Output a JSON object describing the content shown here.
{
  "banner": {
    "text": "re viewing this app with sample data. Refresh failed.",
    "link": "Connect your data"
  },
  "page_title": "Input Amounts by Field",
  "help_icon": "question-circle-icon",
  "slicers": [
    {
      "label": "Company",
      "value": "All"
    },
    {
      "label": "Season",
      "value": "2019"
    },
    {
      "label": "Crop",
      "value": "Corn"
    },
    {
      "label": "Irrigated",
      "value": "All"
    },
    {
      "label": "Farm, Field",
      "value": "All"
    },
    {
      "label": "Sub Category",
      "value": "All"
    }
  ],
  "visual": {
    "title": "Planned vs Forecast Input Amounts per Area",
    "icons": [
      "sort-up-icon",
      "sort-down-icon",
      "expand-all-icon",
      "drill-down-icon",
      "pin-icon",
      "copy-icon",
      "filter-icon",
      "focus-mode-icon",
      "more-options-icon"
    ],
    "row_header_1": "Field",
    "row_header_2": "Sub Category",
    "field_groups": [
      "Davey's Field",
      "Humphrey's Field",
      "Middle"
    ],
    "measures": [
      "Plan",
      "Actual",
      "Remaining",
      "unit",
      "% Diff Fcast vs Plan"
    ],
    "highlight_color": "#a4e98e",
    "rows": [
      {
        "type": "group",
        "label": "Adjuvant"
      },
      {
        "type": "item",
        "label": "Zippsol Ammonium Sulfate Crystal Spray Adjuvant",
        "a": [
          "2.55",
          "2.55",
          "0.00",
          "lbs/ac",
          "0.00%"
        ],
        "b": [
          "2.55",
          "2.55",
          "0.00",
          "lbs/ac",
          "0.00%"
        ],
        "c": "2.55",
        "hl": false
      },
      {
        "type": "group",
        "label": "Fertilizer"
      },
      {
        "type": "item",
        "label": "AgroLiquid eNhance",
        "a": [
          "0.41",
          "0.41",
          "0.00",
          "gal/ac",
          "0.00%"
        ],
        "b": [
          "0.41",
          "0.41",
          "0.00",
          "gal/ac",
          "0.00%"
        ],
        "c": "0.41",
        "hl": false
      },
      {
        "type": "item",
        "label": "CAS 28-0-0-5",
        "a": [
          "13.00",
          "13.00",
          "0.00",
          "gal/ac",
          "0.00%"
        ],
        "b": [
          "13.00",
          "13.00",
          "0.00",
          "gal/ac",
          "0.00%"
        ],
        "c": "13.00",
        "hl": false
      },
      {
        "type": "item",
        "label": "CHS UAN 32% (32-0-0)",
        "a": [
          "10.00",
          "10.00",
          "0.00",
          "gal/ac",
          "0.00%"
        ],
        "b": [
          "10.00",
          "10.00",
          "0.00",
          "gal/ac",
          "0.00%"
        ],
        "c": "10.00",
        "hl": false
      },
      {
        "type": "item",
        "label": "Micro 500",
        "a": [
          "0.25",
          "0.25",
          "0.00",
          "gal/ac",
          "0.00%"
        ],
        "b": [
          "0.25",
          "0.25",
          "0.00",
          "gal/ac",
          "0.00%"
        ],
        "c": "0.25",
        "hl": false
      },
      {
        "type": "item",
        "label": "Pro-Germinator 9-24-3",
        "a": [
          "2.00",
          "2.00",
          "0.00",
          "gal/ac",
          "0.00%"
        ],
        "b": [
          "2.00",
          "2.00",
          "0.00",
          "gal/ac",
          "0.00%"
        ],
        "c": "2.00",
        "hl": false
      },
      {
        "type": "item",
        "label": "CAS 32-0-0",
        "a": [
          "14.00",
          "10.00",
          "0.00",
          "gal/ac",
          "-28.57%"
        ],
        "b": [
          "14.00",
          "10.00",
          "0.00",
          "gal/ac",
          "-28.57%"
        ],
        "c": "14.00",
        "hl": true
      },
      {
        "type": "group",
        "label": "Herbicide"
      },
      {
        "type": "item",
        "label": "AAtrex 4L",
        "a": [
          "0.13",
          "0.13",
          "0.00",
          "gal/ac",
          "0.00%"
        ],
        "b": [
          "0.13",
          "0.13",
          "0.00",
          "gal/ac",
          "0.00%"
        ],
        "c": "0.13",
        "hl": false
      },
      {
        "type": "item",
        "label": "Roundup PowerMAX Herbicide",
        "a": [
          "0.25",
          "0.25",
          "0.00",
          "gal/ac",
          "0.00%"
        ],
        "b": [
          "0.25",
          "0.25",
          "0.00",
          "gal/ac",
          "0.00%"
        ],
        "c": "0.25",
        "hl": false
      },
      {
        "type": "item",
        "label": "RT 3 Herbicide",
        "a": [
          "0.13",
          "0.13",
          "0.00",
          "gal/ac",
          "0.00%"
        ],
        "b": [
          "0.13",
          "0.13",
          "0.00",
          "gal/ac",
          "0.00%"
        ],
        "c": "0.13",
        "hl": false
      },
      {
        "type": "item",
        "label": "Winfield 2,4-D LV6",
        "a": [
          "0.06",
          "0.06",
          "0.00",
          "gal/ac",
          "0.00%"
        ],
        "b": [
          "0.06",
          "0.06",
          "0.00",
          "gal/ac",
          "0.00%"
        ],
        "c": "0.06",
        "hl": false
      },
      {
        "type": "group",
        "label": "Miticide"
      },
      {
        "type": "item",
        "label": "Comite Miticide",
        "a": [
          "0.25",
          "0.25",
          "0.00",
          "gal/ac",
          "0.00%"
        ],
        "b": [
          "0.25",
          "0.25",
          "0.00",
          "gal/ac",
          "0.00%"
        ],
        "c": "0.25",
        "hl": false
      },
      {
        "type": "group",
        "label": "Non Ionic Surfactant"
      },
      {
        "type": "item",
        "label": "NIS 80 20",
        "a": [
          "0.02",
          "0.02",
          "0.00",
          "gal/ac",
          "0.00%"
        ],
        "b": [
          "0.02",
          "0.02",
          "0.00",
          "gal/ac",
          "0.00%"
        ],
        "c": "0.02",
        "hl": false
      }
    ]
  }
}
____
Output all of the material, please, exactly as it stands.

* Response below
Output a JSON object describing the content shown here.
{
  "banner": {
    "text": "re viewing this app with sample data. Refresh failed.",
    "link": "Connect your data"
  },
  "page_title": "Input Amounts by Field",
  "help_icon": "question-circle-icon",
  "slicers": [
    {
      "label": "Company",
      "value": "All"
    },
    {
      "label": "Season",
      "value": "2019"
    },
    {
      "label": "Crop",
      "value": "Corn"
    },
    {
      "label": "Irrigated",
      "value": "All"
    },
    {
      "label": "Farm, Field",
      "value": "All"
    },
    {
      "label": "Sub Category",
      "value": "All"
    }
  ],
  "visual": {
    "title": "Planned vs Forecast Input Amounts per Area",
    "icons": [
      "sort-up-icon",
      "sort-down-icon",
      "expand-all-icon",
      "drill-down-icon",
      "pin-icon",
      "copy-icon",
      "filter-icon",
      "focus-mode-icon",
      "more-options-icon"
    ],
    "row_header_1": "Field",
    "row_header_2": "Sub Category",
    "field_groups": [
      "Davey's Field",
      "Humphrey's Field",
      "Middle"
    ],
    "measures": [
      "Plan",
      "Actual",
      "Remaining",
      "unit",
      "% Diff Fcast vs Plan"
    ],
    "highlight_color": "#a4e98e",
    "rows": [
      {
        "type": "group",
        "label": "Adjuvant"
      },
      {
        "type": "item",
        "label": "Zippsol Ammonium Sulfate Crystal Spray Adjuvant",
        "a": [
          "2.55",
          "2.55",
          "0.00",
          "lbs/ac",
          "0.00%"
        ],
        "b": [
          "2.55",
          "2.55",
          "0.00",
          "lbs/ac",
          "0.00%"
        ],
        "c": "2.55",
        "hl": false
      },
      {
        "type": "group",
        "label": "Fertilizer"
      },
      {
        "type": "item",
        "label": "AgroLiquid eNhance",
        "a": [
          "0.41",
          "0.41",
          "0.00",
          "gal/ac",
          "0.00%"
        ],
        "b": [
          "0.41",
          "0.41",
          "0.00",
          "gal/ac",
          "0.00%"
        ],
        "c": "0.41",
        "hl": false
      },
      {
        "type": "item",
        "label": "CAS 28-0-0-5",
        "a": [
          "13.00",
          "13.00",
          "0.00",
          "gal/ac",
          "0.00%"
        ],
        "b": [
          "13.00",
          "13.00",
          "0.00",
          "gal/ac",
          "0.00%"
        ],
        "c": "13.00",
        "hl": false
      },
      {
        "type": "item",
        "label": "CHS UAN 32% (32-0-0)",
        "a": [
          "10.00",
          "10.00",
          "0.00",
          "gal/ac",
          "0.00%"
        ],
        "b": [
          "10.00",
          "10.00",
          "0.00",
          "gal/ac",
          "0.00%"
        ],
        "c": "10.00",
        "hl": false
      },
      {
        "type": "item",
        "label": "Micro 500",
        "a": [
          "0.25",
          "0.25",
          "0.00",
          "gal/ac",
          "0.00%"
        ],
        "b": [
          "0.25",
          "0.25",
          "0.00",
          "gal/ac",
          "0.00%"
        ],
        "c": "0.25",
        "hl": false
      },
      {
        "type": "item",
        "label": "Pro-Germinator 9-24-3",
        "a": [
          "2.00",
          "2.00",
          "0.00",
          "gal/ac",
          "0.00%"
        ],
        "b": [
          "2.00",
          "2.00",
          "0.00",
          "gal/ac",
          "0.00%"
        ],
        "c": "2.00",
        "hl": false
      },
      {
        "type": "item",
        "label": "CAS 32-0-0",
        "a": [
          "14.00",
          "10.00",
          "0.00",
          "gal/ac",
          "-28.57%"
        ],
        "b": [
          "14.00",
          "10.00",
          "0.00",
          "gal/ac",
          "-28.57%"
        ],
        "c": "14.00",
        "hl": true
      },
      {
        "type": "group",
        "label": "Herbicide"
      },
      {
        "type": "item",
        "label": "AAtrex 4L",
        "a": [
          "0.13",
          "0.13",
          "0.00",
          "gal/ac",
          "0.00%"
        ],
        "b": [
          "0.13",
          "0.13",
          "0.00",
          "gal/ac",
          "0.00%"
        ],
        "c": "0.13",
        "hl": false
      },
      {
        "type": "item",
        "label": "Roundup PowerMAX Herbicide",
        "a": [
          "0.25",
          "0.25",
          "0.00",
          "gal/ac",
          "0.00%"
        ],
        "b": [
          "0.25",
          "0.25",
          "0.00",
          "gal/ac",
          "0.00%"
        ],
        "c": "0.25",
        "hl": false
      },
      {
        "type": "item",
        "label": "RT 3 Herbicide",
        "a": [
          "0.13",
          "0.13",
          "0.00",
          "gal/ac",
          "0.00%"
        ],
        "b": [
          "0.13",
          "0.13",
          "0.00",
          "gal/ac",
          "0.00%"
        ],
        "c": "0.13",
        "hl": false
      },
      {
        "type": "item",
        "label": "Winfield 2,4-D LV6",
        "a": [
          "0.06",
          "0.06",
          "0.00",
          "gal/ac",
          "0.00%"
        ],
        "b": [
          "0.06",
          "0.06",
          "0.00",
          "gal/ac",
          "0.00%"
        ],
        "c": "0.06",
        "hl": false
      },
      {
        "type": "group",
        "label": "Miticide"
      },
      {
        "type": "item",
        "label": "Comite Miticide",
        "a": [
          "0.25",
          "0.25",
          "0.00",
          "gal/ac",
          "0.00%"
        ],
        "b": [
          "0.25",
          "0.25",
          "0.00",
          "gal/ac",
          "0.00%"
        ],
        "c": "0.25",
        "hl": false
      },
      {
        "type": "group",
        "label": "Non Ionic Surfactant"
      },
      {
        "type": "item",
        "label": "NIS 80 20",
        "a": [
          "0.02",
          "0.02",
          "0.00",
          "gal/ac",
          "0.00%"
        ],
        "b": [
          "0.02",
          "0.02",
          "0.00",
          "gal/ac",
          "0.00%"
        ],
        "c": "0.02",
        "hl": false
      }
    ]
  }
}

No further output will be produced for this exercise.